QUESTÃO PROPOSTA 1:
Responda às perguntas abaixo com base no trecho sobre personagens gays nas novelas da Globo.
(a) Quem interpretou o carnavalesco Rodolfo Augusto em Assim na Terra Como no Céu?
(b) Até que ano o AI-5 ficaria em vigor?
(c) Em que horário Assim na Terra Como no Céu acabou sendo exibida?
QUESTÃO PROPOSTA 2: Dê continuidade ao trecho sobre personagens gays nas novelas da Globo a partir da última frase apresentada.

TRECHO DO TEXTO:
Desde 1970 que a Globo flerta com o tema da Homossexualidade em suas novelas, seu primeiro personagem gay foi o carnavalesco Rodolfo Augusto, interpretado por Ary Fontoura, em Assim na Terra Como no Céu, somente cinco anos após sua fundação. Em 1974, em O Rebu, Conrad Mahler (Ziembinsky) apaixonado por Cauê (Buza Ferraz) matou Silvia (Bete Mendes) para que eles não ficassem juntos. É bom lembrar que estamos aqui falando dos anos mais terríveis da Ditadura Militar. O AI-5 estava em vigor e ficaria até 1978. O Conselho Superior de Censura (criado em 1968) podia tirar qualquer programa destes do ar ou mandar retirar um personagem da trama com uma imensa facilidade. Mas, para a equipe criativa da Globo, que nestas novelas citadas, respectivamente, tinham Dias Gomes e Walter Gomes e Bráulio Pedrozo e Walter Avancini, valia a pena contar uma história que personagens gays tivessem uma real participação na trama.
Mas mesmo assim em Assim na Terra Como no Céu a trama da novela abordava os costumes da juventude "dourada" de Ipanema, e abordava temas como o celibato de padres, o consumo de drogas. Inicialmente a novela estava cotada para ser exibida no horário das 20h, ainda em 1966 e 1969, em ambos os casos barrada pelo vice-presidente José Bonifácio de Oliveira Sobrinho, o Boninho. Este alegava que queria acabar com os excessos dramáticos no horário e focar em produções com temas mais realistas como as novelas da sua concorrente TV Excelsior, no entanto, exibiu, em 66, O Rei dos Ciganos e, em 69, Véu de Noiva, ambas consagradas como exemplos de dramalhões (ao molde mexicano) que remetiam ao sucesso anterior de O Ébrio, de 1965. Assim na Terra Como no Céu, contudo, foi exibida no horário das 22h. O discurso dos diretores da Rede Globo sempre remetera a uma modernidade vanguardista, porém eles continuavam fazendo aquilo que já tinham conseguido com algum sucesso anteriormente. Foi uma surpresa a novela ser aprovada (mesmo com a mudança de horário) e, graças ao seu enorme sucesso, lançou Francisco Cuoco e Renatah Sorrah, protagonistas da novela, ao estrelato imediato.

DADOS COLETADOS:
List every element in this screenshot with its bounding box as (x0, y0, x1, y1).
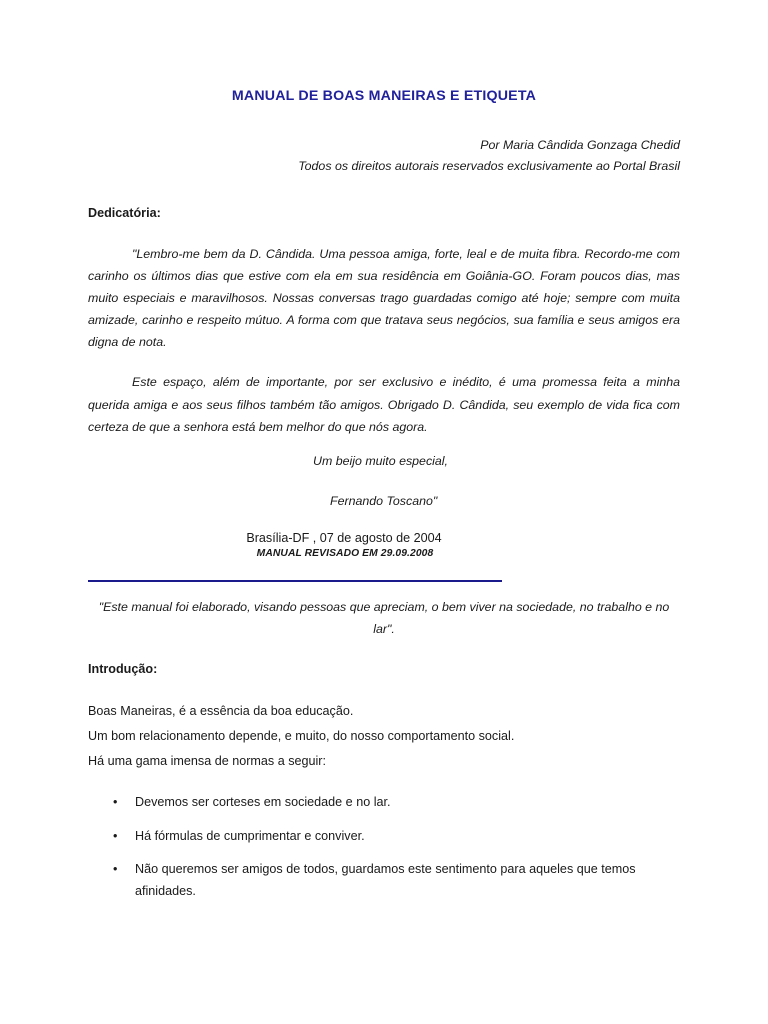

RESPOSTA ESCRITA 1:
(a) Ary Fontoura.
(b) Até 1978.
(c) No horário das 22h.

RESPOSTA ESCRITA 2:
Não obstante o discurso dos administradores da TV Globo de vanguarda, eles sempre administraram a TV segundo os critérios de "time que está ganhando não se mexe". E também, como concessão estatal, o medo de que tivessem sua TV cancelada deveria ser uma constante. Por exemplo, escrevendo os últimos capítulos da novela, Dias Gomes foi chamado para depor sobre suas supostas atividades subversivas, com certeza relacionadas a própria novela. Já O Rebu tentou ousar ainda mais. Toda a trama da novela se passava em apenas um dia da vida dos personagens. Durante uma festa, Bráulio Pedrozo contava o desenrolar de um assassinato e ao público cabia descobrir quem era o assassino através de pistas dadas através de flashbacks. Absolutamente inspirado nos romances de Agatha Christie e no cinema policial da década de 1950, a ação transcorre em três tempos distintos: o presente, a investigação dos policiais durante a festa; o passado recente, os eventos que aconteceram durante a festa; o passado longínquo, o passado e o relacionamento dos personagens.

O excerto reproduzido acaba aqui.